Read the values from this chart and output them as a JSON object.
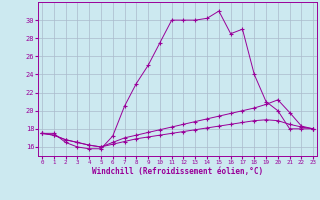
{
  "xlabel": "Windchill (Refroidissement éolien,°C)",
  "background_color": "#cce9f0",
  "line_color": "#990099",
  "grid_color": "#aabbcc",
  "x_ticks": [
    0,
    1,
    2,
    3,
    4,
    5,
    6,
    7,
    8,
    9,
    10,
    11,
    12,
    13,
    14,
    15,
    16,
    17,
    18,
    19,
    20,
    21,
    22,
    23
  ],
  "ylim": [
    15.0,
    32.0
  ],
  "xlim": [
    -0.3,
    23.3
  ],
  "yticks": [
    16,
    18,
    20,
    22,
    24,
    26,
    28,
    30
  ],
  "series": [
    [
      17.5,
      17.5,
      16.5,
      16.0,
      15.8,
      15.8,
      17.2,
      20.5,
      23.0,
      25.0,
      27.5,
      30.0,
      30.0,
      30.0,
      30.2,
      31.0,
      28.5,
      29.0,
      24.0,
      21.0,
      20.0,
      18.0,
      18.0,
      18.0
    ],
    [
      17.5,
      17.3,
      16.8,
      16.5,
      16.2,
      16.0,
      16.5,
      17.0,
      17.3,
      17.6,
      17.9,
      18.2,
      18.5,
      18.8,
      19.1,
      19.4,
      19.7,
      20.0,
      20.3,
      20.7,
      21.2,
      19.8,
      18.3,
      18.0
    ],
    [
      17.5,
      17.3,
      16.8,
      16.5,
      16.2,
      16.0,
      16.3,
      16.6,
      16.9,
      17.1,
      17.3,
      17.5,
      17.7,
      17.9,
      18.1,
      18.3,
      18.5,
      18.7,
      18.9,
      19.0,
      18.9,
      18.5,
      18.2,
      18.0
    ]
  ]
}
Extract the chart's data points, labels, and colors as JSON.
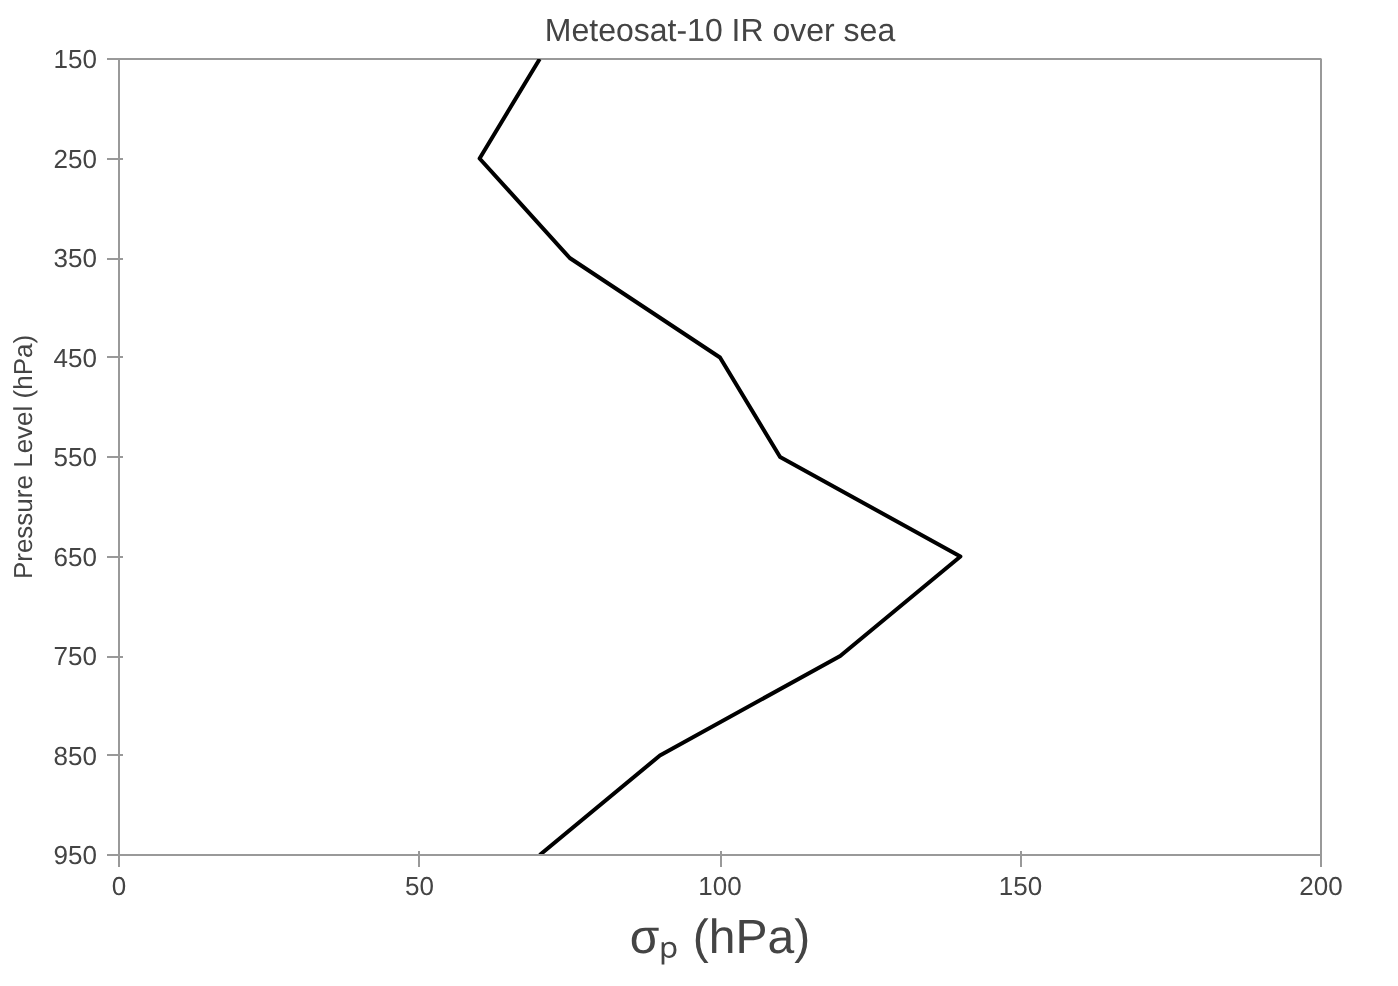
{
  "chart_data": {
    "type": "line",
    "title": "Meteosat-10 IR over sea",
    "xlabel": "σₚ (hPa)",
    "ylabel": "Pressure Level (hPa)",
    "x": [
      70,
      60,
      75,
      100,
      110,
      140,
      120,
      90,
      70
    ],
    "series": [
      {
        "color": "#000000",
        "values": [
          150,
          250,
          350,
          450,
          550,
          650,
          750,
          850,
          950
        ]
      }
    ],
    "xlim": [
      0,
      200
    ],
    "xticks": [
      0,
      50,
      100,
      150,
      200
    ],
    "ylim": [
      950,
      150
    ],
    "yticks": [
      150,
      250,
      350,
      450,
      550,
      650,
      750,
      850,
      950
    ],
    "grid": false,
    "marker": "none",
    "line_style": "solid"
  }
}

• [WHAT IS REQUIRED]
Set down every entry word for word, but omit the pictures.

• [WRITTEN ANSWER]
Read the values from this chart and output them as a JSON object.
{
  "xlabel": "Windchill (Refroidissement éolien,°C)",
  "background_color": "#cce9f0",
  "line_color": "#990099",
  "grid_color": "#aabbcc",
  "x_ticks": [
    0,
    1,
    2,
    3,
    4,
    5,
    6,
    7,
    8,
    9,
    10,
    11,
    12,
    13,
    14,
    15,
    16,
    17,
    18,
    19,
    20,
    21,
    22,
    23
  ],
  "ylim": [
    15.0,
    32.0
  ],
  "xlim": [
    -0.3,
    23.3
  ],
  "yticks": [
    16,
    18,
    20,
    22,
    24,
    26,
    28,
    30
  ],
  "series": [
    [
      17.5,
      17.5,
      16.5,
      16.0,
      15.8,
      15.8,
      17.2,
      20.5,
      23.0,
      25.0,
      27.5,
      30.0,
      30.0,
      30.0,
      30.2,
      31.0,
      28.5,
      29.0,
      24.0,
      21.0,
      20.0,
      18.0,
      18.0,
      18.0
    ],
    [
      17.5,
      17.3,
      16.8,
      16.5,
      16.2,
      16.0,
      16.5,
      17.0,
      17.3,
      17.6,
      17.9,
      18.2,
      18.5,
      18.8,
      19.1,
      19.4,
      19.7,
      20.0,
      20.3,
      20.7,
      21.2,
      19.8,
      18.3,
      18.0
    ],
    [
      17.5,
      17.3,
      16.8,
      16.5,
      16.2,
      16.0,
      16.3,
      16.6,
      16.9,
      17.1,
      17.3,
      17.5,
      17.7,
      17.9,
      18.1,
      18.3,
      18.5,
      18.7,
      18.9,
      19.0,
      18.9,
      18.5,
      18.2,
      18.0
    ]
  ]
}
Extract the chart's data points, labels, and colors as JSON.
{
  "chart_data": {
    "type": "line",
    "title": "Meteosat-10 IR over sea",
    "xlabel": "σₚ (hPa)",
    "ylabel": "Pressure Level (hPa)",
    "x": [
      70,
      60,
      75,
      100,
      110,
      140,
      120,
      90,
      70
    ],
    "series": [
      {
        "color": "#000000",
        "values": [
          150,
          250,
          350,
          450,
          550,
          650,
          750,
          850,
          950
        ]
      }
    ],
    "xlim": [
      0,
      200
    ],
    "xticks": [
      0,
      50,
      100,
      150,
      200
    ],
    "ylim": [
      950,
      150
    ],
    "yticks": [
      150,
      250,
      350,
      450,
      550,
      650,
      750,
      850,
      950
    ],
    "grid": false,
    "marker": "none",
    "line_style": "solid"
  }
}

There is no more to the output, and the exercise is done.